Dataset excerpt:
==============================

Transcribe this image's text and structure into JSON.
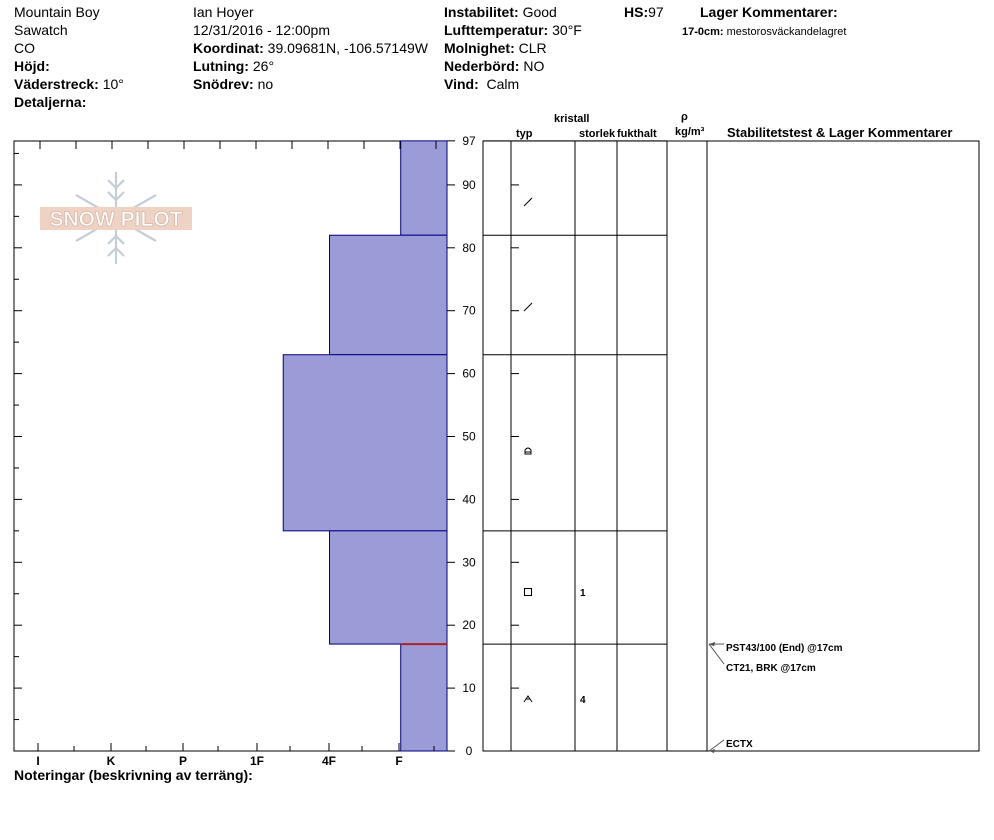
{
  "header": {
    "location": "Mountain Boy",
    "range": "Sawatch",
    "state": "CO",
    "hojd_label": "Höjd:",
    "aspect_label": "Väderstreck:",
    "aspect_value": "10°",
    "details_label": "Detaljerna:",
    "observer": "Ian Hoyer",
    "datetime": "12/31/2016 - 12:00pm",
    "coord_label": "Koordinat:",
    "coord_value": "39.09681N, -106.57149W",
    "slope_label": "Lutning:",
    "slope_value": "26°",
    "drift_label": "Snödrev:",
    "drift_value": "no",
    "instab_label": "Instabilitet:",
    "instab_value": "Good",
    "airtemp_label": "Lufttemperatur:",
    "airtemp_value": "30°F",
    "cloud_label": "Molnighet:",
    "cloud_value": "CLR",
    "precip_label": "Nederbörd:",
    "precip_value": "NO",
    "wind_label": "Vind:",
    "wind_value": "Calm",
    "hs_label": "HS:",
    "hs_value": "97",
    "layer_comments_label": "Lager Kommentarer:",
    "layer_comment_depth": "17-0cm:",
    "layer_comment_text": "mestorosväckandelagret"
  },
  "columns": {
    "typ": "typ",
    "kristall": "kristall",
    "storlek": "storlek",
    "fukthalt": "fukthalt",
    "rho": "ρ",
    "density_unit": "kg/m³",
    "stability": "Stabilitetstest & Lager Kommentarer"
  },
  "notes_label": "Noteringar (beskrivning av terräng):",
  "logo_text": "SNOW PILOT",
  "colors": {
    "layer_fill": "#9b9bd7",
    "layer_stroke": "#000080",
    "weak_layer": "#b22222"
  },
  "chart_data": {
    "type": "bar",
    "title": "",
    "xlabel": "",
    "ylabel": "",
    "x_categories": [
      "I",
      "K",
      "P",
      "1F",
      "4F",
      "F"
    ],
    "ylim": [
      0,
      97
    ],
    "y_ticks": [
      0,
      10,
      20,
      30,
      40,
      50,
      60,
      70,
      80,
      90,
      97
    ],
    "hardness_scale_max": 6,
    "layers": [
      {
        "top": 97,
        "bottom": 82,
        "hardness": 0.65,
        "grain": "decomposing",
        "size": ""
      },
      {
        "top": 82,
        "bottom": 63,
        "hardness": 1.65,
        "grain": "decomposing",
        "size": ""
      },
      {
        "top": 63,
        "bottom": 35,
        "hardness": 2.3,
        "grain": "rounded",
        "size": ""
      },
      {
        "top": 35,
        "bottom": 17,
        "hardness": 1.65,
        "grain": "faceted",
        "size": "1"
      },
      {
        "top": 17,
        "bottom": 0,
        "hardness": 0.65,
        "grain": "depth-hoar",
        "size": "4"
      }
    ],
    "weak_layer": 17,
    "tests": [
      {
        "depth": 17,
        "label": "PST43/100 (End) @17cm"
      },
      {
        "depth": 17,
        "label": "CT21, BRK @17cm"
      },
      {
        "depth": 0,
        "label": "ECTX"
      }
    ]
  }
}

==============================

### TASK TO CARRY OUT
Copy out each line of the listing that holds "bottom".

### PROBLEM SOLUTION
        "bottom": 82,
        "bottom": 63,
        "bottom": 35,
        "bottom": 17,
        "bottom": 0,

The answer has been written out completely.